» **Material for this exercise**
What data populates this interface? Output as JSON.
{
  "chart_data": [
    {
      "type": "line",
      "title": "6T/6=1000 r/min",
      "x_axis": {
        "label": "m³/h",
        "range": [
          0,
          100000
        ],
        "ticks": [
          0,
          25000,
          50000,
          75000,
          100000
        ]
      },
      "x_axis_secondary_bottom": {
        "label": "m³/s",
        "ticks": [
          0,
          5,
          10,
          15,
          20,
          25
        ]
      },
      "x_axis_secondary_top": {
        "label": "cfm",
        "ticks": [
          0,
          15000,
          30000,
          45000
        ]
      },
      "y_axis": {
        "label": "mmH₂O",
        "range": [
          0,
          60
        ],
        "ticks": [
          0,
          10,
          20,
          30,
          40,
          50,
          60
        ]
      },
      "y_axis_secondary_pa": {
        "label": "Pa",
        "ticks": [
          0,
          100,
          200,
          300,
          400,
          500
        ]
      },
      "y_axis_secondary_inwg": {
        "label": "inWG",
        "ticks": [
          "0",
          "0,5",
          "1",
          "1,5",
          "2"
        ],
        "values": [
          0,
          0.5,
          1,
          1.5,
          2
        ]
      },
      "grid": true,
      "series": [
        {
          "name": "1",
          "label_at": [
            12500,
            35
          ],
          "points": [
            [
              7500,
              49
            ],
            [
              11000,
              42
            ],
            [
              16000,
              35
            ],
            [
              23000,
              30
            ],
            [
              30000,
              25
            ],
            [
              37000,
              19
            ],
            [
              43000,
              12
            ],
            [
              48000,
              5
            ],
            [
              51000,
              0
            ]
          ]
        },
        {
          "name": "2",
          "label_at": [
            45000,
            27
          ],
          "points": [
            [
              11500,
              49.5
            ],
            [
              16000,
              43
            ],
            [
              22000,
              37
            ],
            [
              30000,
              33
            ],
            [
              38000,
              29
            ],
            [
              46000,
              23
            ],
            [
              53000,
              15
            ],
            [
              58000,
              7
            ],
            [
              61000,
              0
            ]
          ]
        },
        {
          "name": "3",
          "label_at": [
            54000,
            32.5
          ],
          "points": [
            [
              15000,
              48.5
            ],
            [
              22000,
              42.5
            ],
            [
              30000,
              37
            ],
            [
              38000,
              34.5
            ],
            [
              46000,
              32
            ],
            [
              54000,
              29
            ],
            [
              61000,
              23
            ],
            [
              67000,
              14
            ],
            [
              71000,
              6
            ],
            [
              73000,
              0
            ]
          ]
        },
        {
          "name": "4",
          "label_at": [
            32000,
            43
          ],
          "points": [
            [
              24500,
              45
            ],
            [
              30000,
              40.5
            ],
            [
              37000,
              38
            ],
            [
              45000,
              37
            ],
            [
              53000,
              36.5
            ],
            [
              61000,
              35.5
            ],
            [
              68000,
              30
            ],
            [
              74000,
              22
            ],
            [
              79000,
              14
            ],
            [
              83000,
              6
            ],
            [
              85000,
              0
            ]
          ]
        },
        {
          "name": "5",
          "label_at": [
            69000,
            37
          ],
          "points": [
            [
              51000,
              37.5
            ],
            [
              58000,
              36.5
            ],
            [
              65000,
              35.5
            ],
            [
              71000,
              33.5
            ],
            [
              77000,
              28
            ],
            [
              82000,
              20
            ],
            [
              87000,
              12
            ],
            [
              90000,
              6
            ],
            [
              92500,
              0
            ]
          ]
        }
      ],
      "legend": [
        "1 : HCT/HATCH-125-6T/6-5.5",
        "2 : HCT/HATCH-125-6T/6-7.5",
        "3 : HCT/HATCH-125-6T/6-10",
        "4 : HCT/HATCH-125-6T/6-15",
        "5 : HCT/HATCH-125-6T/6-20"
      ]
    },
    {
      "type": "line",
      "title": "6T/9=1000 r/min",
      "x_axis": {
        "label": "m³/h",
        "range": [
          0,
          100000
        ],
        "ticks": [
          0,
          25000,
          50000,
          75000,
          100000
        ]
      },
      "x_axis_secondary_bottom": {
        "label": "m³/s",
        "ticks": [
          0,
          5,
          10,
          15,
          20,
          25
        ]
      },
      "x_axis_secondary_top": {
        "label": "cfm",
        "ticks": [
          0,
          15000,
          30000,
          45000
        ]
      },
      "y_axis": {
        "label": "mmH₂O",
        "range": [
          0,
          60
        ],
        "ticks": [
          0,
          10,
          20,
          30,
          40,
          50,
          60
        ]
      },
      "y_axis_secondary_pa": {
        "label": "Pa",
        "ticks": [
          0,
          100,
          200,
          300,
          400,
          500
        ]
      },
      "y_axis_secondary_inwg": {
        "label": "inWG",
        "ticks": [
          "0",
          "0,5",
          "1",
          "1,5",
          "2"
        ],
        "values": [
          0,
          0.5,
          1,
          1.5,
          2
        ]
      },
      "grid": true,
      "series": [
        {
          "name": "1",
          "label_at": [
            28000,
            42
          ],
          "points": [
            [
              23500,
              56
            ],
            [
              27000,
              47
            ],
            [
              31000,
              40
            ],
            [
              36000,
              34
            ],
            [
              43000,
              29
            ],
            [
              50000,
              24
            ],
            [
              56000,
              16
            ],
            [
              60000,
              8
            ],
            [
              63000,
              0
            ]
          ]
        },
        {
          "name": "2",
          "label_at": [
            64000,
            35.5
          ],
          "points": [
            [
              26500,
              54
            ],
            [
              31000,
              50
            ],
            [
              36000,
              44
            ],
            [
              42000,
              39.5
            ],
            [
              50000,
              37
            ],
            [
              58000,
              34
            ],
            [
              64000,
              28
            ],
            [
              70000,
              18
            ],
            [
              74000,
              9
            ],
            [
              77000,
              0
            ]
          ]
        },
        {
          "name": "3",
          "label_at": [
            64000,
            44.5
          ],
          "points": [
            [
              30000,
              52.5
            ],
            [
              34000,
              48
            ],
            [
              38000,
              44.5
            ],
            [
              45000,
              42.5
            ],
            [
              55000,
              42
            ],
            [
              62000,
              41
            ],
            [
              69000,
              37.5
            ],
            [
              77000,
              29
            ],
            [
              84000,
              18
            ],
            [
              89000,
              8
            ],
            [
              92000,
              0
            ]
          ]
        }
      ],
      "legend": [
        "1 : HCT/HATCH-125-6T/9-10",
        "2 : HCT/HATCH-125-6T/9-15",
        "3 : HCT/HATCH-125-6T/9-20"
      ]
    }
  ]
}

» **What is expected**
Produce a verbatim transcription of the entries above.

» **Written answer**
What data populates this interface? Output as JSON.
{
  "chart_data": [
    {
      "type": "line",
      "title": "6T/6=1000 r/min",
      "x_axis": {
        "label": "m³/h",
        "range": [
          0,
          100000
        ],
        "ticks": [
          0,
          25000,
          50000,
          75000,
          100000
        ]
      },
      "x_axis_secondary_bottom": {
        "label": "m³/s",
        "ticks": [
          0,
          5,
          10,
          15,
          20,
          25
        ]
      },
      "x_axis_secondary_top": {
        "label": "cfm",
        "ticks": [
          0,
          15000,
          30000,
          45000
        ]
      },
      "y_axis": {
        "label": "mmH₂O",
        "range": [
          0,
          60
        ],
        "ticks": [
          0,
          10,
          20,
          30,
          40,
          50,
          60
        ]
      },
      "y_axis_secondary_pa": {
        "label": "Pa",
        "ticks": [
          0,
          100,
          200,
          300,
          400,
          500
        ]
      },
      "y_axis_secondary_inwg": {
        "label": "inWG",
        "ticks": [
          "0",
          "0,5",
          "1",
          "1,5",
          "2"
        ],
        "values": [
          0,
          0.5,
          1,
          1.5,
          2
        ]
      },
      "grid": true,
      "series": [
        {
          "name": "1",
          "label_at": [
            12500,
            35
          ],
          "points": [
            [
              7500,
              49
            ],
            [
              11000,
              42
            ],
            [
              16000,
              35
            ],
            [
              23000,
              30
            ],
            [
              30000,
              25
            ],
            [
              37000,
              19
            ],
            [
              43000,
              12
            ],
            [
              48000,
              5
            ],
            [
              51000,
              0
            ]
          ]
        },
        {
          "name": "2",
          "label_at": [
            45000,
            27
          ],
          "points": [
            [
              11500,
              49.5
            ],
            [
              16000,
              43
            ],
            [
              22000,
              37
            ],
            [
              30000,
              33
            ],
            [
              38000,
              29
            ],
            [
              46000,
              23
            ],
            [
              53000,
              15
            ],
            [
              58000,
              7
            ],
            [
              61000,
              0
            ]
          ]
        },
        {
          "name": "3",
          "label_at": [
            54000,
            32.5
          ],
          "points": [
            [
              15000,
              48.5
            ],
            [
              22000,
              42.5
            ],
            [
              30000,
              37
            ],
            [
              38000,
              34.5
            ],
            [
              46000,
              32
            ],
            [
              54000,
              29
            ],
            [
              61000,
              23
            ],
            [
              67000,
              14
            ],
            [
              71000,
              6
            ],
            [
              73000,
              0
            ]
          ]
        },
        {
          "name": "4",
          "label_at": [
            32000,
            43
          ],
          "points": [
            [
              24500,
              45
            ],
            [
              30000,
              40.5
            ],
            [
              37000,
              38
            ],
            [
              45000,
              37
            ],
            [
              53000,
              36.5
            ],
            [
              61000,
              35.5
            ],
            [
              68000,
              30
            ],
            [
              74000,
              22
            ],
            [
              79000,
              14
            ],
            [
              83000,
              6
            ],
            [
              85000,
              0
            ]
          ]
        },
        {
          "name": "5",
          "label_at": [
            69000,
            37
          ],
          "points": [
            [
              51000,
              37.5
            ],
            [
              58000,
              36.5
            ],
            [
              65000,
              35.5
            ],
            [
              71000,
              33.5
            ],
            [
              77000,
              28
            ],
            [
              82000,
              20
            ],
            [
              87000,
              12
            ],
            [
              90000,
              6
            ],
            [
              92500,
              0
            ]
          ]
        }
      ],
      "legend": [
        "1 : HCT/HATCH-125-6T/6-5.5",
        "2 : HCT/HATCH-125-6T/6-7.5",
        "3 : HCT/HATCH-125-6T/6-10",
        "4 : HCT/HATCH-125-6T/6-15",
        "5 : HCT/HATCH-125-6T/6-20"
      ]
    },
    {
      "type": "line",
      "title": "6T/9=1000 r/min",
      "x_axis": {
        "label": "m³/h",
        "range": [
          0,
          100000
        ],
        "ticks": [
          0,
          25000,
          50000,
          75000,
          100000
        ]
      },
      "x_axis_secondary_bottom": {
        "label": "m³/s",
        "ticks": [
          0,
          5,
          10,
          15,
          20,
          25
        ]
      },
      "x_axis_secondary_top": {
        "label": "cfm",
        "ticks": [
          0,
          15000,
          30000,
          45000
        ]
      },
      "y_axis": {
        "label": "mmH₂O",
        "range": [
          0,
          60
        ],
        "ticks": [
          0,
          10,
          20,
          30,
          40,
          50,
          60
        ]
      },
      "y_axis_secondary_pa": {
        "label": "Pa",
        "ticks": [
          0,
          100,
          200,
          300,
          400,
          500
        ]
      },
      "y_axis_secondary_inwg": {
        "label": "inWG",
        "ticks": [
          "0",
          "0,5",
          "1",
          "1,5",
          "2"
        ],
        "values": [
          0,
          0.5,
          1,
          1.5,
          2
        ]
      },
      "grid": true,
      "series": [
        {
          "name": "1",
          "label_at": [
            28000,
            42
          ],
          "points": [
            [
              23500,
              56
            ],
            [
              27000,
              47
            ],
            [
              31000,
              40
            ],
            [
              36000,
              34
            ],
            [
              43000,
              29
            ],
            [
              50000,
              24
            ],
            [
              56000,
              16
            ],
            [
              60000,
              8
            ],
            [
              63000,
              0
            ]
          ]
        },
        {
          "name": "2",
          "label_at": [
            64000,
            35.5
          ],
          "points": [
            [
              26500,
              54
            ],
            [
              31000,
              50
            ],
            [
              36000,
              44
            ],
            [
              42000,
              39.5
            ],
            [
              50000,
              37
            ],
            [
              58000,
              34
            ],
            [
              64000,
              28
            ],
            [
              70000,
              18
            ],
            [
              74000,
              9
            ],
            [
              77000,
              0
            ]
          ]
        },
        {
          "name": "3",
          "label_at": [
            64000,
            44.5
          ],
          "points": [
            [
              30000,
              52.5
            ],
            [
              34000,
              48
            ],
            [
              38000,
              44.5
            ],
            [
              45000,
              42.5
            ],
            [
              55000,
              42
            ],
            [
              62000,
              41
            ],
            [
              69000,
              37.5
            ],
            [
              77000,
              29
            ],
            [
              84000,
              18
            ],
            [
              89000,
              8
            ],
            [
              92000,
              0
            ]
          ]
        }
      ],
      "legend": [
        "1 : HCT/HATCH-125-6T/9-10",
        "2 : HCT/HATCH-125-6T/9-15",
        "3 : HCT/HATCH-125-6T/9-20"
      ]
    }
  ]
}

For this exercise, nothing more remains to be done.